- _Goal of the exercise_
From the listing below, pull out the lines that hold "JSON".

- _Task data_
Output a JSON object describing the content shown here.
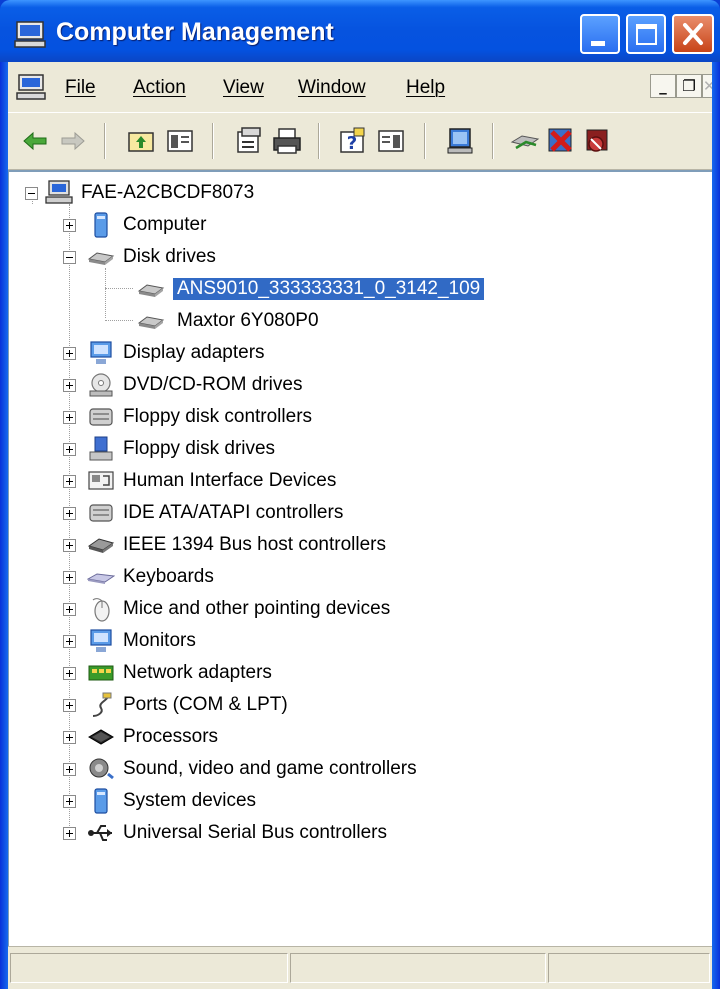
{
  "window": {
    "title": "Computer Management",
    "controls": {
      "minimize": "minimize",
      "maximize": "maximize",
      "close": "close"
    }
  },
  "menu": {
    "items": [
      "File",
      "Action",
      "View",
      "Window",
      "Help"
    ],
    "mdi": {
      "minimize": "_",
      "restore": "❐",
      "close": "✕"
    }
  },
  "toolbar": {
    "buttons": [
      "back-arrow-icon",
      "forward-arrow-icon",
      "up-folder-icon",
      "show-hide-tree-icon",
      "properties-icon",
      "print-icon",
      "help-icon",
      "show-hide-action-pane-icon",
      "scan-hardware-icon",
      "update-driver-icon",
      "uninstall-icon",
      "disable-icon"
    ]
  },
  "tree": {
    "root": "FAE-A2CBCDF8073",
    "items": [
      {
        "label": "Computer",
        "icon": "computer-icon",
        "expanded": false
      },
      {
        "label": "Disk drives",
        "icon": "disk-drive-icon",
        "expanded": true,
        "children": [
          {
            "label": "ANS9010_333333331_0_3142_109",
            "icon": "disk-drive-icon",
            "selected": true
          },
          {
            "label": "Maxtor 6Y080P0",
            "icon": "disk-drive-icon",
            "selected": false
          }
        ]
      },
      {
        "label": "Display adapters",
        "icon": "display-adapter-icon",
        "expanded": false
      },
      {
        "label": "DVD/CD-ROM drives",
        "icon": "dvd-drive-icon",
        "expanded": false
      },
      {
        "label": "Floppy disk controllers",
        "icon": "controller-icon",
        "expanded": false
      },
      {
        "label": "Floppy disk drives",
        "icon": "floppy-drive-icon",
        "expanded": false
      },
      {
        "label": "Human Interface Devices",
        "icon": "hid-icon",
        "expanded": false
      },
      {
        "label": "IDE ATA/ATAPI controllers",
        "icon": "controller-icon",
        "expanded": false
      },
      {
        "label": "IEEE 1394 Bus host controllers",
        "icon": "ieee1394-icon",
        "expanded": false
      },
      {
        "label": "Keyboards",
        "icon": "keyboard-icon",
        "expanded": false
      },
      {
        "label": "Mice and other pointing devices",
        "icon": "mouse-icon",
        "expanded": false
      },
      {
        "label": "Monitors",
        "icon": "monitor-icon",
        "expanded": false
      },
      {
        "label": "Network adapters",
        "icon": "network-adapter-icon",
        "expanded": false
      },
      {
        "label": "Ports (COM & LPT)",
        "icon": "port-icon",
        "expanded": false
      },
      {
        "label": "Processors",
        "icon": "processor-icon",
        "expanded": false
      },
      {
        "label": "Sound, video and game controllers",
        "icon": "sound-icon",
        "expanded": false
      },
      {
        "label": "System devices",
        "icon": "system-device-icon",
        "expanded": false
      },
      {
        "label": "Universal Serial Bus controllers",
        "icon": "usb-icon",
        "expanded": false
      }
    ]
  },
  "colors": {
    "title_bar": "#0653df",
    "selection": "#316ac5",
    "chrome": "#ece9d8"
  }
}
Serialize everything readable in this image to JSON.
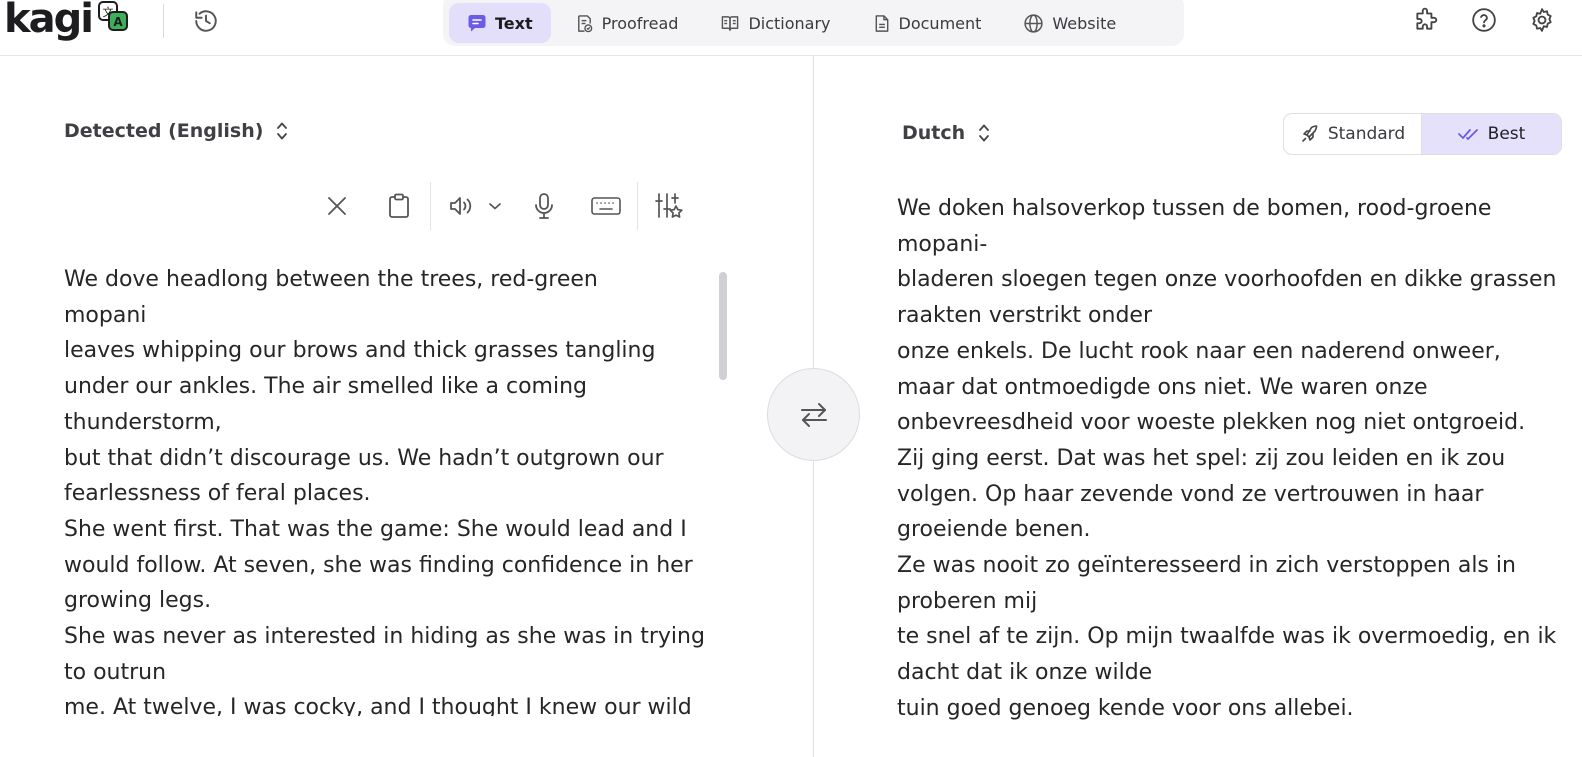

- _Written solution_
Output a JSON object describing the content shown here.
Serialize everything readable in this image to JSON.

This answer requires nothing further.